**Work required**
Report every line in the listing below where the string "zoom" shows up.

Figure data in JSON
+---+
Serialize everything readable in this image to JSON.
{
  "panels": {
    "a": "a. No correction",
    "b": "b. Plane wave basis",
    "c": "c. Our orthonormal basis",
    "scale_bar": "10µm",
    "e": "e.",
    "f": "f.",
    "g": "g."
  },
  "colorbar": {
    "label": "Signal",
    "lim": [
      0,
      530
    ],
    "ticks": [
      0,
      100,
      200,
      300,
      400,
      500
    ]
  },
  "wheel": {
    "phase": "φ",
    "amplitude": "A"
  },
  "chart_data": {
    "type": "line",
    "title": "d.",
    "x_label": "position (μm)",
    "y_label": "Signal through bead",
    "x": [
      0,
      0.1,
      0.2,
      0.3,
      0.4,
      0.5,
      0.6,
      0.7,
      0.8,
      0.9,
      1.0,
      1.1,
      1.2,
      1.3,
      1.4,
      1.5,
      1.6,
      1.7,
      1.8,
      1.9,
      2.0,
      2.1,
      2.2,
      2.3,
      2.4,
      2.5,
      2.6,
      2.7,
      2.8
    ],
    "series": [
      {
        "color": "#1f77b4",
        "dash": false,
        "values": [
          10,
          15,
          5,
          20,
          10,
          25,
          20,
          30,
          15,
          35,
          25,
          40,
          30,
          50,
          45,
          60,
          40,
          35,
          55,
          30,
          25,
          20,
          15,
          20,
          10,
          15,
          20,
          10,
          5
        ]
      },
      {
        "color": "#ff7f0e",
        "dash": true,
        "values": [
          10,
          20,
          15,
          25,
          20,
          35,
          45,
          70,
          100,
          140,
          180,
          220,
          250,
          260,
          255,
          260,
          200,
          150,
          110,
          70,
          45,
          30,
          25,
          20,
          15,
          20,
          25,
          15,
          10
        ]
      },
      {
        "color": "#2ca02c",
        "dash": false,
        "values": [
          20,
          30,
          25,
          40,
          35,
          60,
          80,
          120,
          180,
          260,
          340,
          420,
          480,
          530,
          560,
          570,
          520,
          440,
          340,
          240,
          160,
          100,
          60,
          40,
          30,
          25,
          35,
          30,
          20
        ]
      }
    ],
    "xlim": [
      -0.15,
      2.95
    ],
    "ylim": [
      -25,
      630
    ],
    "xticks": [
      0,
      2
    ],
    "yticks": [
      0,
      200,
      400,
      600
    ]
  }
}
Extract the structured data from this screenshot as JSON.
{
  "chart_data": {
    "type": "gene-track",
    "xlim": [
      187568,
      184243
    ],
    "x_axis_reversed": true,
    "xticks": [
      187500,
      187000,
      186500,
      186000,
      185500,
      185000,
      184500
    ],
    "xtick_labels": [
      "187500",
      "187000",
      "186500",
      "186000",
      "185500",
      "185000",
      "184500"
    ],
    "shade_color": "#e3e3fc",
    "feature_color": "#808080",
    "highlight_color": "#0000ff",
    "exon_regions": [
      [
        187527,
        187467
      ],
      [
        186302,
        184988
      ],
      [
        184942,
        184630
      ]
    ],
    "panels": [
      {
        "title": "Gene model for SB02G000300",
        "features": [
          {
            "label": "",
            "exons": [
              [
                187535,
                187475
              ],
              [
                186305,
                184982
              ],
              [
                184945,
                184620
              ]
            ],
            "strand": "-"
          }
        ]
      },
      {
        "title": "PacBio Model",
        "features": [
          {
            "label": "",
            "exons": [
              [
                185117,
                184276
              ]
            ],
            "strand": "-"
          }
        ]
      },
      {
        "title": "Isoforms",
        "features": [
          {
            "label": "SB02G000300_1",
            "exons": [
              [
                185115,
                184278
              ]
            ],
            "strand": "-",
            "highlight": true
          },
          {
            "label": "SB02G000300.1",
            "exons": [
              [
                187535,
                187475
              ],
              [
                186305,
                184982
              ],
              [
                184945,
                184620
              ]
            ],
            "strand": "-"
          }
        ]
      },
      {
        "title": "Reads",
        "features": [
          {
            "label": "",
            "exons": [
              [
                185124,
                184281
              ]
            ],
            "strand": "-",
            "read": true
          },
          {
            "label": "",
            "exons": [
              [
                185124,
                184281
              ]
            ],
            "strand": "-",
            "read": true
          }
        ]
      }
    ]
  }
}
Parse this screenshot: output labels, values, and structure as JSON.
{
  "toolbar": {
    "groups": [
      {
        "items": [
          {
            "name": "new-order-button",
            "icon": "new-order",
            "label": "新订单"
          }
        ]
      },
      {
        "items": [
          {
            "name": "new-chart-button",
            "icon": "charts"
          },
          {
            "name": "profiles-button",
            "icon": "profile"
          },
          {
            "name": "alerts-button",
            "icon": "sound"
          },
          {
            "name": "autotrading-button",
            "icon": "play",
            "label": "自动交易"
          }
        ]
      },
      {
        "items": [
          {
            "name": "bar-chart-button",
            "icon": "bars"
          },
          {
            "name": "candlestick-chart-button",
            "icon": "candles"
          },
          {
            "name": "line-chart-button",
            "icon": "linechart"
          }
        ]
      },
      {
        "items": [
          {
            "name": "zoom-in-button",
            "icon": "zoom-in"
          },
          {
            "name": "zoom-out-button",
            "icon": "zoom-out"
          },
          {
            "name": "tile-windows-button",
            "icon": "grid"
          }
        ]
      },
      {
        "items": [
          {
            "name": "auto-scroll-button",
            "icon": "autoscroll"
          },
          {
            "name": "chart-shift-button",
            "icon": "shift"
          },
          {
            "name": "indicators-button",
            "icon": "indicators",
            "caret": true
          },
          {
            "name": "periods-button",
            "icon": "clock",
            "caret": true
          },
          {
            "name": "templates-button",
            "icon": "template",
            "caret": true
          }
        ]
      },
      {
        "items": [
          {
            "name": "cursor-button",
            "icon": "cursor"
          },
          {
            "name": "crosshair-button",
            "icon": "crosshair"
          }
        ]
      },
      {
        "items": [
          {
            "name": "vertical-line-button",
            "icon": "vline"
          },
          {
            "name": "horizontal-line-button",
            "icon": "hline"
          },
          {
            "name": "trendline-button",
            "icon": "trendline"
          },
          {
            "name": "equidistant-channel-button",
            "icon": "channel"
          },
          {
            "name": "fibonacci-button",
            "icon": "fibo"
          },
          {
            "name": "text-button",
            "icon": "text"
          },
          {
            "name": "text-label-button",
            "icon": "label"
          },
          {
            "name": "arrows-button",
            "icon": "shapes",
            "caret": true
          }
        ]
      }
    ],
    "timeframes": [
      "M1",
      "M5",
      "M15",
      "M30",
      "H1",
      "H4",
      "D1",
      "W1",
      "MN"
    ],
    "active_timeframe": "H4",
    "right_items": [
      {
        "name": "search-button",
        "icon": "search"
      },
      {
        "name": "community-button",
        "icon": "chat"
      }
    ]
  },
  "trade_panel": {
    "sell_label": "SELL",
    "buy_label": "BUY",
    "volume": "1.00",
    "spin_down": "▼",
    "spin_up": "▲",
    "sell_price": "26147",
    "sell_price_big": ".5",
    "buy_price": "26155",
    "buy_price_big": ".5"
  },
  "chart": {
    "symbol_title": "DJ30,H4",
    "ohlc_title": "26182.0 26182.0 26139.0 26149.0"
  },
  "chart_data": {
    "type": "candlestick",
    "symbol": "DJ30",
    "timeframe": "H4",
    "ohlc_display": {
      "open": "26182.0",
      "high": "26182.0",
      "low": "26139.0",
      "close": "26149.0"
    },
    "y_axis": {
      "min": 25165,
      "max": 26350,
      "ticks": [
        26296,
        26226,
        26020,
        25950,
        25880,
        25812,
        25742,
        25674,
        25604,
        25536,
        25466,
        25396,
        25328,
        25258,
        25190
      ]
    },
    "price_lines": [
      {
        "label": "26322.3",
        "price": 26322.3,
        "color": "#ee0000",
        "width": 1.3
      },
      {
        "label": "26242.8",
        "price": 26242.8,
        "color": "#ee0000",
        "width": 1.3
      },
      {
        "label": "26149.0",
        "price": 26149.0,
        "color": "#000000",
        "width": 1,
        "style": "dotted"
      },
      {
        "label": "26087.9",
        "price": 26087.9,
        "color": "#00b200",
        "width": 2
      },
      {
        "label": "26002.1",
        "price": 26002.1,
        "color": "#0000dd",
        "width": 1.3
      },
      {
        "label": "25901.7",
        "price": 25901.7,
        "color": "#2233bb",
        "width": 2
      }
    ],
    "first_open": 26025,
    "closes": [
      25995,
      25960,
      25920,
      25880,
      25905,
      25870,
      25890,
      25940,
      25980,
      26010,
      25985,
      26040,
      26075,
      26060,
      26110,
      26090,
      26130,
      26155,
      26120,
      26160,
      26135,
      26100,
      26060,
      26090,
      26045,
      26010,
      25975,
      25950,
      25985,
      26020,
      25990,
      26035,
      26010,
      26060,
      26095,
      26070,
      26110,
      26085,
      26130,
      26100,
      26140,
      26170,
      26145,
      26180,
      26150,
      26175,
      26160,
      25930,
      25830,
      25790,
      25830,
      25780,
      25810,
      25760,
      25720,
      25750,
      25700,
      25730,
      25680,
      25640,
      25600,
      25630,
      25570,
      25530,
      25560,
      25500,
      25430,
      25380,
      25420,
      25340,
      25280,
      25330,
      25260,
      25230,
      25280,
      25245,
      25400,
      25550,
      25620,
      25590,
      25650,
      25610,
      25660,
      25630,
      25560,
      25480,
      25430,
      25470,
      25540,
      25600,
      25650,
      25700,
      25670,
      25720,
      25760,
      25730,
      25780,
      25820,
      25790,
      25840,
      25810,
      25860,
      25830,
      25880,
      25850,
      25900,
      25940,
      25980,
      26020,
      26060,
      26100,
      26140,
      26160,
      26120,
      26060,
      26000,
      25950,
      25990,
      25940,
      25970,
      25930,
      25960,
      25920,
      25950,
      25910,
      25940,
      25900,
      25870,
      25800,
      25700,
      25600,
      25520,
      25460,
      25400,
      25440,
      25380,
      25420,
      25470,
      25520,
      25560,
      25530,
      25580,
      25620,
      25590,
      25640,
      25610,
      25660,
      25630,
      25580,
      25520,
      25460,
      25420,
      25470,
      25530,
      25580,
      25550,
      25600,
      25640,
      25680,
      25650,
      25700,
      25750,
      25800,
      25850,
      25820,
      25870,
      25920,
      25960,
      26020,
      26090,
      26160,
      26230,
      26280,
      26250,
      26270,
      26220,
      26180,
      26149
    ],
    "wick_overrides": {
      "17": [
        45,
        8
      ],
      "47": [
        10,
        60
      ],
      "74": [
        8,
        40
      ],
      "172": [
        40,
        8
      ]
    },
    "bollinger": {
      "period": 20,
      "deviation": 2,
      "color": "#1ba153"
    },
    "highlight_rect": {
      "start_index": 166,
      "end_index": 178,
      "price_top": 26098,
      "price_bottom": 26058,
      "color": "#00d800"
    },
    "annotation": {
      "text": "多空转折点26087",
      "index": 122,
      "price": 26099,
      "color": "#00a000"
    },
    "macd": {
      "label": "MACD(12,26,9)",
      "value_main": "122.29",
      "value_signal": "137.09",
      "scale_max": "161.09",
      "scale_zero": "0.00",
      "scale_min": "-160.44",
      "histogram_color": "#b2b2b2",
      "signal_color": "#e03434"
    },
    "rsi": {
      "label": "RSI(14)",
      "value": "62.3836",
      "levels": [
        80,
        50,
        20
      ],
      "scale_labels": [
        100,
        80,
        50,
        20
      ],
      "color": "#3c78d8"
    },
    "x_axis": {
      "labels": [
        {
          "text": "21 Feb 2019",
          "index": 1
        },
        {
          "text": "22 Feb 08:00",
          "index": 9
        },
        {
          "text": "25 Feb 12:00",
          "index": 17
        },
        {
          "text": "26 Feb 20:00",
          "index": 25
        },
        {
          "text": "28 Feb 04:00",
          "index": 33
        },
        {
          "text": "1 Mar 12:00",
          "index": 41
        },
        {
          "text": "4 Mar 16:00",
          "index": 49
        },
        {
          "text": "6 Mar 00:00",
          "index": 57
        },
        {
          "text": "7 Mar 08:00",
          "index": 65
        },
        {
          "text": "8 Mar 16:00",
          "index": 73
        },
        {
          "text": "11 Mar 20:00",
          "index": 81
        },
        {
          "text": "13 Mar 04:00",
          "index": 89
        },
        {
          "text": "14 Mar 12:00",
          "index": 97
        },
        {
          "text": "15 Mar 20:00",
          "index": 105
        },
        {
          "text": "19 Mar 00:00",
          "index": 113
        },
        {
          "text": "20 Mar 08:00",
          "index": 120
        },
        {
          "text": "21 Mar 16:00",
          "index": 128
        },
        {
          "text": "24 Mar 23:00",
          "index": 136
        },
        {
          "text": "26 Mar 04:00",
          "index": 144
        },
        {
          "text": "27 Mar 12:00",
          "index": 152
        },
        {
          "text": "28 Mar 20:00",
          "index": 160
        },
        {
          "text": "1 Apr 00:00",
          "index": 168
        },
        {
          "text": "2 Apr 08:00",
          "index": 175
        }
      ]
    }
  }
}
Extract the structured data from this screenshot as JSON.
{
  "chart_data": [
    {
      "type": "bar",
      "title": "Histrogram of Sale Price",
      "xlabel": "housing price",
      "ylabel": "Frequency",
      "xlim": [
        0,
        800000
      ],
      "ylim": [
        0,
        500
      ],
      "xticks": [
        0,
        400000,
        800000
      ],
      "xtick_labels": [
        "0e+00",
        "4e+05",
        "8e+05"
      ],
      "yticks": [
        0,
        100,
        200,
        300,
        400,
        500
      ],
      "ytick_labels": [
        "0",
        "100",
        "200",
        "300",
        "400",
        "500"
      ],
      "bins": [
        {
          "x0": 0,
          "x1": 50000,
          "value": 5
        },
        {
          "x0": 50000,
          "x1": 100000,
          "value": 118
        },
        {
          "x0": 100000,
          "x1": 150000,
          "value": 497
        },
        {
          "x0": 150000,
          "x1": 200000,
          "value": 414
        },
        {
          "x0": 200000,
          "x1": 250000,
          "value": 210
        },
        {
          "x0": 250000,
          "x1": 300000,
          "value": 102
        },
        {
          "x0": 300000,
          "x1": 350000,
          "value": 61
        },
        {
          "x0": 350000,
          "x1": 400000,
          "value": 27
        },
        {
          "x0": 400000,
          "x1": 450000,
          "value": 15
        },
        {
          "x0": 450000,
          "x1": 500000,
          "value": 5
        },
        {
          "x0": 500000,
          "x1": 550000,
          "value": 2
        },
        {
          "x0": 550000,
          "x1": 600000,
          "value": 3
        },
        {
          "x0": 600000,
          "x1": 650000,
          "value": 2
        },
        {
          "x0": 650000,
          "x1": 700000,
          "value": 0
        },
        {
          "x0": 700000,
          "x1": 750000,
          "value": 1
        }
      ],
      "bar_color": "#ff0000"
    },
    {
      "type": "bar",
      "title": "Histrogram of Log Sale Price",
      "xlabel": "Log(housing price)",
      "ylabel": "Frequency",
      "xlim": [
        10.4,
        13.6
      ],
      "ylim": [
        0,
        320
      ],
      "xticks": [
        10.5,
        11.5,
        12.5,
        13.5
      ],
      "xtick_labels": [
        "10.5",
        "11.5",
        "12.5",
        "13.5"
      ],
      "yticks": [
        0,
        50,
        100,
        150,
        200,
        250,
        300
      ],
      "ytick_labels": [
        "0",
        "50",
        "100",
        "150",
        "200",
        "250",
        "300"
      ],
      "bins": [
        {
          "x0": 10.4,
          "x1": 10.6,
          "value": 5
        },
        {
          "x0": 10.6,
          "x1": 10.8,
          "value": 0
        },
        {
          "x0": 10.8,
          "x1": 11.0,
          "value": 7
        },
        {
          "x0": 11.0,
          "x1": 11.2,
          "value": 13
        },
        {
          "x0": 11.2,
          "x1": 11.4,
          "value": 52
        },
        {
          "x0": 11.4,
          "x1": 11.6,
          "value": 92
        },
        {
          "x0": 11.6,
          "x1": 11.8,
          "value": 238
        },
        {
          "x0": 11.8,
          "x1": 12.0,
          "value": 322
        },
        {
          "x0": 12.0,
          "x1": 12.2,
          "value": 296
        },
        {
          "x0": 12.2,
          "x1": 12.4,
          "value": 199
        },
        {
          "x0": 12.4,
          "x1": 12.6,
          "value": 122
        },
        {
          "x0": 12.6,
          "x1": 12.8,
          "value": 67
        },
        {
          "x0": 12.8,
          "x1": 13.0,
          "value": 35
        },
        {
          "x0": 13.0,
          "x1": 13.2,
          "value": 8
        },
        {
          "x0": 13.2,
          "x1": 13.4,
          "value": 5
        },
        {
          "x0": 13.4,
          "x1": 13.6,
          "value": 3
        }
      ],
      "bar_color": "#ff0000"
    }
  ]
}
+---+
**Written answer**
            "name": "zoom-in-button",
            "icon": "zoom-in"
            "name": "zoom-out-button",
            "icon": "zoom-out"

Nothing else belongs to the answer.